__WHAT IS ASKED__
Output the lines that follow exactly as they are.

__Dataset excerpt__
*-*-*

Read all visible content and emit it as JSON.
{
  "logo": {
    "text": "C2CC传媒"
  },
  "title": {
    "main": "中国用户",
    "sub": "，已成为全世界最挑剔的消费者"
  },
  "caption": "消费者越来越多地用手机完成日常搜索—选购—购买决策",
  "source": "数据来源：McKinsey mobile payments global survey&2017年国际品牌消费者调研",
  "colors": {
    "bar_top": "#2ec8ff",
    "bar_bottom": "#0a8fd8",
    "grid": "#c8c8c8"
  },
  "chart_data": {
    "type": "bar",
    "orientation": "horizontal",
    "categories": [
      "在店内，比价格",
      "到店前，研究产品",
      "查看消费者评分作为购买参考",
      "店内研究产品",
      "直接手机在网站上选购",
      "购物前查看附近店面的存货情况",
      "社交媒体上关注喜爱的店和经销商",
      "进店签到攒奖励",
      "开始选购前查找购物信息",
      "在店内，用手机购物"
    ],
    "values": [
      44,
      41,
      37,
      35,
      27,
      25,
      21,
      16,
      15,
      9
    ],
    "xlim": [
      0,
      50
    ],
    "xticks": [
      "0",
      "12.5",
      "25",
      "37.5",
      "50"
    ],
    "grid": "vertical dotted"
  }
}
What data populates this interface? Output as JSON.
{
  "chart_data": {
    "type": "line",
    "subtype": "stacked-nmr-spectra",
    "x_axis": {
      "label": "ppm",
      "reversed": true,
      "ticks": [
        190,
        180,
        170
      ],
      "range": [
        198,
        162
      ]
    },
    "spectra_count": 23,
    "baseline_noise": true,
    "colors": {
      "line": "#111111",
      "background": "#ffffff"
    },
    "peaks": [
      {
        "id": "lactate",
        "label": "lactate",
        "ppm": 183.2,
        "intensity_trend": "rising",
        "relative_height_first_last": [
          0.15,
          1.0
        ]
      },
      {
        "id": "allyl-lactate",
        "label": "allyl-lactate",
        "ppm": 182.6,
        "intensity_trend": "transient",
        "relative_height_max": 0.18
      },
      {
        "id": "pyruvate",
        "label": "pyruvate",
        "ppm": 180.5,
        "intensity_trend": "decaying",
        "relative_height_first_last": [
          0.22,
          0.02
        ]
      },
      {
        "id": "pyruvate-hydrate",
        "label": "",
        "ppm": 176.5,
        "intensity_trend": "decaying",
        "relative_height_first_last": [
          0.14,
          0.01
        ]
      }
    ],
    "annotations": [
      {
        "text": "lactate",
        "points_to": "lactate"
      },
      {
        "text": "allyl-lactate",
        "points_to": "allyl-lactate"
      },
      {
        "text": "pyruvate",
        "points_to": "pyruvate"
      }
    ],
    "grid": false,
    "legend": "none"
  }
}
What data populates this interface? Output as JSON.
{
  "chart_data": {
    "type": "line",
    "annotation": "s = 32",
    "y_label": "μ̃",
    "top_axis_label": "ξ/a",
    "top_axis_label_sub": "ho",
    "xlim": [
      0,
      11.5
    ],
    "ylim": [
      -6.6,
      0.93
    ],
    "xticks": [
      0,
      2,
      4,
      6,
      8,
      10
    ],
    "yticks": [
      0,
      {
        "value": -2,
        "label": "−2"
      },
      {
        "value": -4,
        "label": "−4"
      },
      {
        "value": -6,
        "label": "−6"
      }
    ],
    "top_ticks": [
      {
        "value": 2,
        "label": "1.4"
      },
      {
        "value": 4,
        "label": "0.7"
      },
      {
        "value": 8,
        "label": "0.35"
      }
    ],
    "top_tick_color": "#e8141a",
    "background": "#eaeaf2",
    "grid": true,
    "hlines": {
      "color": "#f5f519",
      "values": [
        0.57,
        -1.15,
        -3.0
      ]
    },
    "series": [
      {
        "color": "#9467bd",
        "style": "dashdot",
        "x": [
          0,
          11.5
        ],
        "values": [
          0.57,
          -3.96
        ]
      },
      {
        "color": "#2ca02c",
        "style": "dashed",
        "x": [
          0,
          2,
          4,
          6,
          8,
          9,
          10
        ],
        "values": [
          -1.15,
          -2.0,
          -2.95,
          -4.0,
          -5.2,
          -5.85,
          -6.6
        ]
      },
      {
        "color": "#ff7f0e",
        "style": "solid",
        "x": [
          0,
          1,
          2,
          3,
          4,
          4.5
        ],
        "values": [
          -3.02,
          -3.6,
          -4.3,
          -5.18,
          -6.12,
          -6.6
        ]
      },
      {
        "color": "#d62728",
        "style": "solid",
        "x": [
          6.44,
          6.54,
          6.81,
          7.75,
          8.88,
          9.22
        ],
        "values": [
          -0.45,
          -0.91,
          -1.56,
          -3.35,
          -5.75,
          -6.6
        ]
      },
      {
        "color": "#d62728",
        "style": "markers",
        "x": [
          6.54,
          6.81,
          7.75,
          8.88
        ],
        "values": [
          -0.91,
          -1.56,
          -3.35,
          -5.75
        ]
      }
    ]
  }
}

*-*-*

__EXPECTED OUTPUT__
Read all visible content and emit it as JSON.
{
  "logo": {
    "text": "C2CC传媒"
  },
  "title": {
    "main": "中国用户",
    "sub": "，已成为全世界最挑剔的消费者"
  },
  "caption": "消费者越来越多地用手机完成日常搜索—选购—购买决策",
  "source": "数据来源：McKinsey mobile payments global survey&2017年国际品牌消费者调研",
  "colors": {
    "bar_top": "#2ec8ff",
    "bar_bottom": "#0a8fd8",
    "grid": "#c8c8c8"
  },
  "chart_data": {
    "type": "bar",
    "orientation": "horizontal",
    "categories": [
      "在店内，比价格",
      "到店前，研究产品",
      "查看消费者评分作为购买参考",
      "店内研究产品",
      "直接手机在网站上选购",
      "购物前查看附近店面的存货情况",
      "社交媒体上关注喜爱的店和经销商",
      "进店签到攒奖励",
      "开始选购前查找购物信息",
      "在店内，用手机购物"
    ],
    "values": [
      44,
      41,
      37,
      35,
      27,
      25,
      21,
      16,
      15,
      9
    ],
    "xlim": [
      0,
      50
    ],
    "xticks": [
      "0",
      "12.5",
      "25",
      "37.5",
      "50"
    ],
    "grid": "vertical dotted"
  }
}
What data populates this interface? Output as JSON.
{
  "chart_data": {
    "type": "line",
    "subtype": "stacked-nmr-spectra",
    "x_axis": {
      "label": "ppm",
      "reversed": true,
      "ticks": [
        190,
        180,
        170
      ],
      "range": [
        198,
        162
      ]
    },
    "spectra_count": 23,
    "baseline_noise": true,
    "colors": {
      "line": "#111111",
      "background": "#ffffff"
    },
    "peaks": [
      {
        "id": "lactate",
        "label": "lactate",
        "ppm": 183.2,
        "intensity_trend": "rising",
        "relative_height_first_last": [
          0.15,
          1.0
        ]
      },
      {
        "id": "allyl-lactate",
        "label": "allyl-lactate",
        "ppm": 182.6,
        "intensity_trend": "transient",
        "relative_height_max": 0.18
      },
      {
        "id": "pyruvate",
        "label": "pyruvate",
        "ppm": 180.5,
        "intensity_trend": "decaying",
        "relative_height_first_last": [
          0.22,
          0.02
        ]
      },
      {
        "id": "pyruvate-hydrate",
        "label": "",
        "ppm": 176.5,
        "intensity_trend": "decaying",
        "relative_height_first_last": [
          0.14,
          0.01
        ]
      }
    ],
    "annotations": [
      {
        "text": "lactate",
        "points_to": "lactate"
      },
      {
        "text": "allyl-lactate",
        "points_to": "allyl-lactate"
      },
      {
        "text": "pyruvate",
        "points_to": "pyruvate"
      }
    ],
    "grid": false,
    "legend": "none"
  }
}
What data populates this interface? Output as JSON.
{
  "chart_data": {
    "type": "line",
    "annotation": "s = 32",
    "y_label": "μ̃",
    "top_axis_label": "ξ/a",
    "top_axis_label_sub": "ho",
    "xlim": [
      0,
      11.5
    ],
    "ylim": [
      -6.6,
      0.93
    ],
    "xticks": [
      0,
      2,
      4,
      6,
      8,
      10
    ],
    "yticks": [
      0,
      {
        "value": -2,
        "label": "−2"
      },
      {
        "value": -4,
        "label": "−4"
      },
      {
        "value": -6,
        "label": "−6"
      }
    ],
    "top_ticks": [
      {
        "value": 2,
        "label": "1.4"
      },
      {
        "value": 4,
        "label": "0.7"
      },
      {
        "value": 8,
        "label": "0.35"
      }
    ],
    "top_tick_color": "#e8141a",
    "background": "#eaeaf2",
    "grid": true,
    "hlines": {
      "color": "#f5f519",
      "values": [
        0.57,
        -1.15,
        -3.0
      ]
    },
    "series": [
      {
        "color": "#9467bd",
        "style": "dashdot",
        "x": [
          0,
          11.5
        ],
        "values": [
          0.57,
          -3.96
        ]
      },
      {
        "color": "#2ca02c",
        "style": "dashed",
        "x": [
          0,
          2,
          4,
          6,
          8,
          9,
          10
        ],
        "values": [
          -1.15,
          -2.0,
          -2.95,
          -4.0,
          -5.2,
          -5.85,
          -6.6
        ]
      },
      {
        "color": "#ff7f0e",
        "style": "solid",
        "x": [
          0,
          1,
          2,
          3,
          4,
          4.5
        ],
        "values": [
          -3.02,
          -3.6,
          -4.3,
          -5.18,
          -6.12,
          -6.6
        ]
      },
      {
        "color": "#d62728",
        "style": "solid",
        "x": [
          6.44,
          6.54,
          6.81,
          7.75,
          8.88,
          9.22
        ],
        "values": [
          -0.45,
          -0.91,
          -1.56,
          -3.35,
          -5.75,
          -6.6
        ]
      },
      {
        "color": "#d62728",
        "style": "markers",
        "x": [
          6.54,
          6.81,
          7.75,
          8.88
        ],
        "values": [
          -0.91,
          -1.56,
          -3.35,
          -5.75
        ]
      }
    ]
  }
}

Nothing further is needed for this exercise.